# Prompt
All of the material should be reproduced exactly, with pictures left out.

# Material for this task

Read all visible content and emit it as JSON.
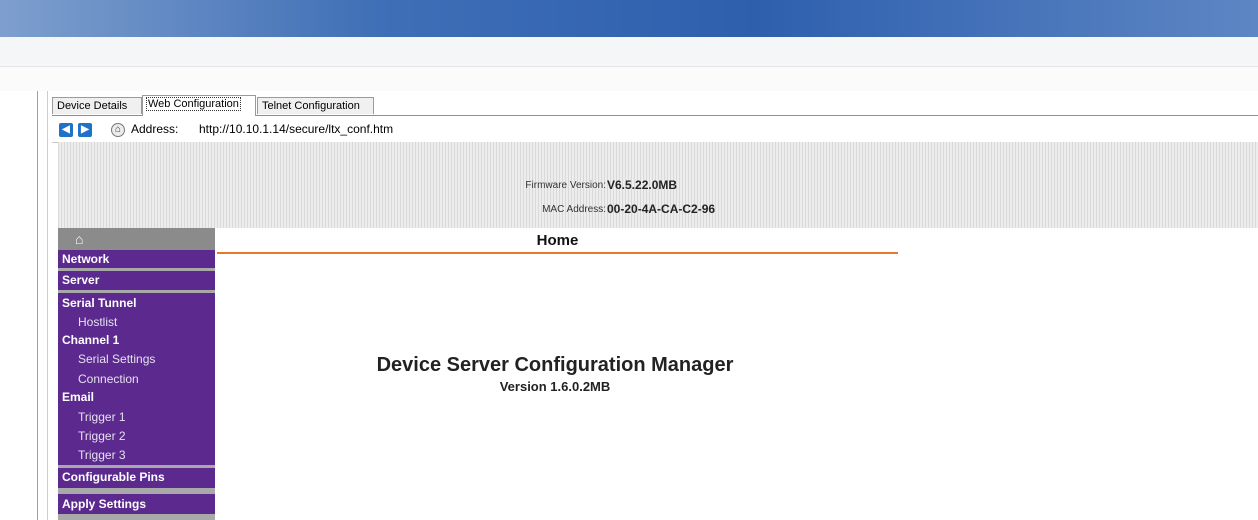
{
  "tabs": [
    {
      "label": "Device Details"
    },
    {
      "label": "Web Configuration"
    },
    {
      "label": "Telnet Configuration"
    }
  ],
  "address_bar": {
    "back_icon": "back-arrow-icon",
    "forward_icon": "forward-arrow-icon",
    "home_icon": "home-icon",
    "label": "Address:",
    "url": "http://10.10.1.14/secure/ltx_conf.htm"
  },
  "device_info": {
    "firmware_label": "Firmware Version:",
    "firmware_value": "V6.5.22.0MB",
    "mac_label": "MAC Address:",
    "mac_value": "00-20-4A-CA-C2-96"
  },
  "sidebar": {
    "home_icon": "⌂",
    "items": [
      {
        "label": "Network",
        "level": "main"
      },
      {
        "label": "Server",
        "level": "main"
      },
      {
        "label": "Serial Tunnel",
        "level": "main"
      },
      {
        "label": "Hostlist",
        "level": "sub"
      },
      {
        "label": "Channel 1",
        "level": "main"
      },
      {
        "label": "Serial Settings",
        "level": "sub"
      },
      {
        "label": "Connection",
        "level": "sub"
      },
      {
        "label": "Email",
        "level": "main"
      },
      {
        "label": "Trigger 1",
        "level": "sub"
      },
      {
        "label": "Trigger 2",
        "level": "sub"
      },
      {
        "label": "Trigger 3",
        "level": "sub"
      },
      {
        "label": "Configurable Pins",
        "level": "main"
      },
      {
        "label": "Apply Settings",
        "level": "main"
      }
    ]
  },
  "main": {
    "heading": "Home",
    "title": "Device Server Configuration Manager",
    "version": "Version 1.6.0.2MB"
  },
  "colors": {
    "sidebar_bg": "#5c2a8e",
    "accent_line": "#e77a2a",
    "title_bar": "#3f6fb6"
  }
}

# Task response
Read all visible content and emit it as JSON.
{
  "tabs": [
    {
      "label": "Device Details"
    },
    {
      "label": "Web Configuration"
    },
    {
      "label": "Telnet Configuration"
    }
  ],
  "address_bar": {
    "back_icon": "back-arrow-icon",
    "forward_icon": "forward-arrow-icon",
    "home_icon": "home-icon",
    "label": "Address:",
    "url": "http://10.10.1.14/secure/ltx_conf.htm"
  },
  "device_info": {
    "firmware_label": "Firmware Version:",
    "firmware_value": "V6.5.22.0MB",
    "mac_label": "MAC Address:",
    "mac_value": "00-20-4A-CA-C2-96"
  },
  "sidebar": {
    "home_icon": "⌂",
    "items": [
      {
        "label": "Network",
        "level": "main"
      },
      {
        "label": "Server",
        "level": "main"
      },
      {
        "label": "Serial Tunnel",
        "level": "main"
      },
      {
        "label": "Hostlist",
        "level": "sub"
      },
      {
        "label": "Channel 1",
        "level": "main"
      },
      {
        "label": "Serial Settings",
        "level": "sub"
      },
      {
        "label": "Connection",
        "level": "sub"
      },
      {
        "label": "Email",
        "level": "main"
      },
      {
        "label": "Trigger 1",
        "level": "sub"
      },
      {
        "label": "Trigger 2",
        "level": "sub"
      },
      {
        "label": "Trigger 3",
        "level": "sub"
      },
      {
        "label": "Configurable Pins",
        "level": "main"
      },
      {
        "label": "Apply Settings",
        "level": "main"
      }
    ]
  },
  "main": {
    "heading": "Home",
    "title": "Device Server Configuration Manager",
    "version": "Version 1.6.0.2MB"
  },
  "colors": {
    "sidebar_bg": "#5c2a8e",
    "accent_line": "#e77a2a",
    "title_bar": "#3f6fb6"
  }
}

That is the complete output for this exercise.